Locate each line of the material that contains "signal", then return it.
[START OF Task input]
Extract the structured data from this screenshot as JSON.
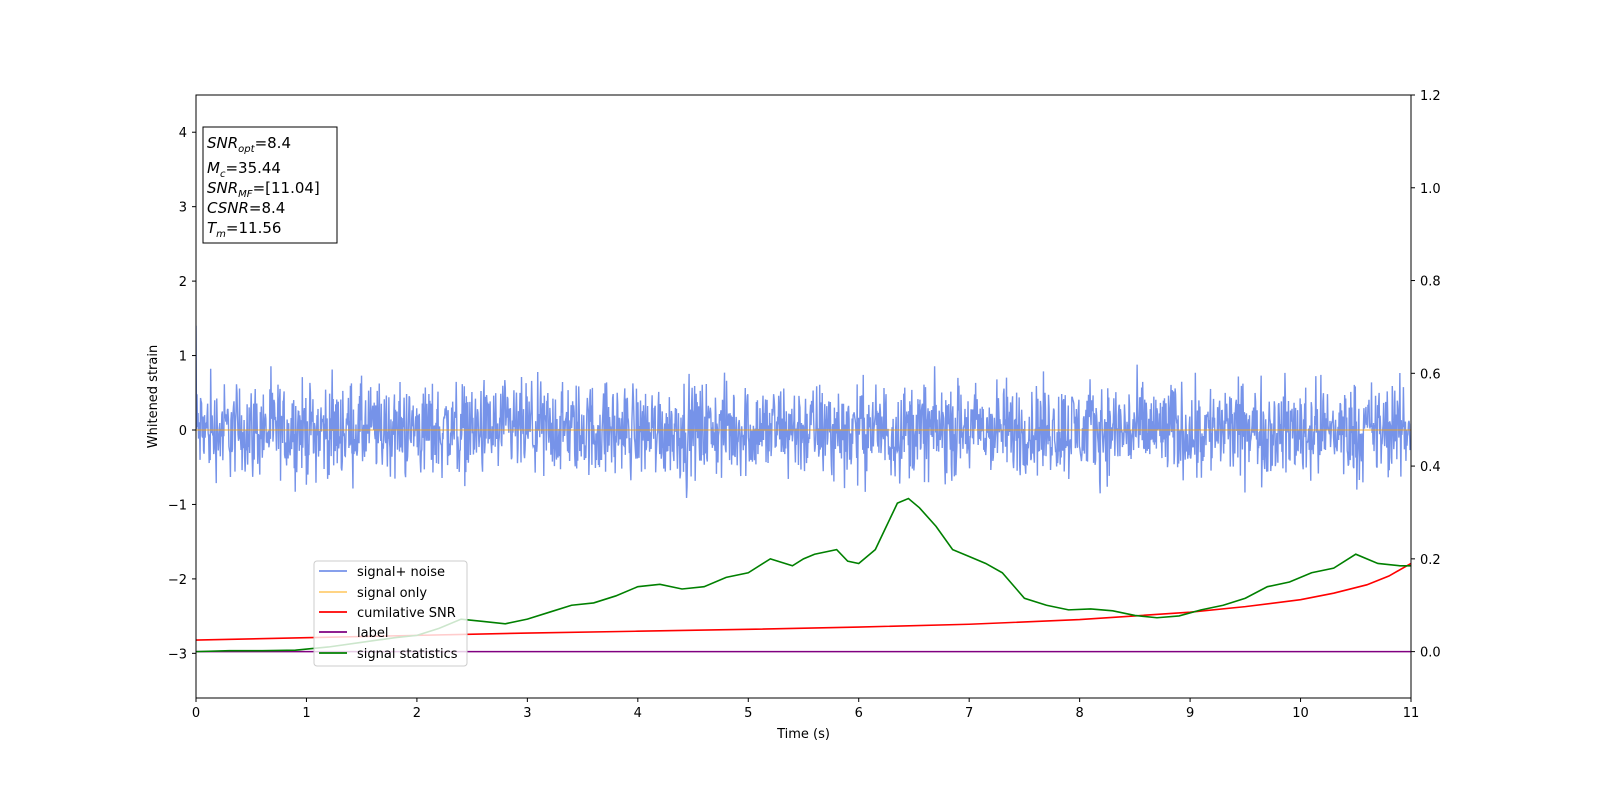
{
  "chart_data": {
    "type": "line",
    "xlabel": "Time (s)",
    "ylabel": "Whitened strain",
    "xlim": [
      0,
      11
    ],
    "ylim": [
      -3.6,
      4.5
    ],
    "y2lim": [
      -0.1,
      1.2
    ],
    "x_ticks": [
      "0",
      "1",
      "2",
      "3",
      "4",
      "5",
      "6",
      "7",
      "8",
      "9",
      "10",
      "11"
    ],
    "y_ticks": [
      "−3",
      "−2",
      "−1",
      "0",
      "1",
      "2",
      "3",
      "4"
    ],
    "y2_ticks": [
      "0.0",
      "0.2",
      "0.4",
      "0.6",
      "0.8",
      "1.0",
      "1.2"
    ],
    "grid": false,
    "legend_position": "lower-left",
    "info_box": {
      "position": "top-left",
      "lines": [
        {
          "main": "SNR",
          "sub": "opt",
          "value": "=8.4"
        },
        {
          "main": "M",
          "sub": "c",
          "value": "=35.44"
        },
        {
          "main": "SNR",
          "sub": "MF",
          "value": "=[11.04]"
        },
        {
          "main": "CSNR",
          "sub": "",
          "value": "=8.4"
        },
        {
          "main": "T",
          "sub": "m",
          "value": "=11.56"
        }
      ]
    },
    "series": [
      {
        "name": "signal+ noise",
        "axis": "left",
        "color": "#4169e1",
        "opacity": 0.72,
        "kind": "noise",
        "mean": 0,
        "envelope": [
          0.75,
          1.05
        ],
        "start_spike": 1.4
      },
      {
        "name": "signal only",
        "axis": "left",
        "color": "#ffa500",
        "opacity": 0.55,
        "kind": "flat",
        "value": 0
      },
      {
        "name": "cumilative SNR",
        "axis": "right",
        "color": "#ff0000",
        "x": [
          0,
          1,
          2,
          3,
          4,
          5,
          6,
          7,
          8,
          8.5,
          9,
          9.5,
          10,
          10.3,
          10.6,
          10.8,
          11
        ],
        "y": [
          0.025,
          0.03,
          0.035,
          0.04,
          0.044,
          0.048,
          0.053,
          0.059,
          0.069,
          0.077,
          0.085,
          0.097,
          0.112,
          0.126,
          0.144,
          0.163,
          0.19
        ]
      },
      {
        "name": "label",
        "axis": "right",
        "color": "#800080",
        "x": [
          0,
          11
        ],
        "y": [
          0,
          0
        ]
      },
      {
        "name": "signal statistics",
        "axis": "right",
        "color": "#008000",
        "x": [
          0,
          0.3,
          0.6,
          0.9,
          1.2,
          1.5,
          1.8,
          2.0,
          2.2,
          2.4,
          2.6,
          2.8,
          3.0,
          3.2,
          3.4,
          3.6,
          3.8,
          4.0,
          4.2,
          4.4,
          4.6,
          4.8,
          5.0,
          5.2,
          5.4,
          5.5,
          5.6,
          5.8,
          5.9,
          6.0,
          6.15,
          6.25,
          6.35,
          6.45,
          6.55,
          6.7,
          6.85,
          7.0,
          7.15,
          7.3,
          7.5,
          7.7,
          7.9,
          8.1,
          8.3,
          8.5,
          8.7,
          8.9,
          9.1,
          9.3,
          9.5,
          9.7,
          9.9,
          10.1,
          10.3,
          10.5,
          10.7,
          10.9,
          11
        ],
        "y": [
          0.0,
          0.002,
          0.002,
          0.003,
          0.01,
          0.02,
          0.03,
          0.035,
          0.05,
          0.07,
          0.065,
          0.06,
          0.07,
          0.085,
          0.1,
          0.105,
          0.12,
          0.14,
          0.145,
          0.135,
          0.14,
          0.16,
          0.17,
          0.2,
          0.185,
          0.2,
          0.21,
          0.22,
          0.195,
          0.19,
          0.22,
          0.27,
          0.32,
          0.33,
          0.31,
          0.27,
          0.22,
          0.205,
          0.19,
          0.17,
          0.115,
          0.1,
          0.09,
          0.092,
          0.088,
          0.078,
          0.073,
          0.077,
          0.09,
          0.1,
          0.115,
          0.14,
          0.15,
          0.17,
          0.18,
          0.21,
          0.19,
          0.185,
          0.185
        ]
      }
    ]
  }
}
[END OF Task input]
● **Solution to this problem**:
        "name": "signal+ noise",
        "name": "signal only",
        "name": "signal statistics",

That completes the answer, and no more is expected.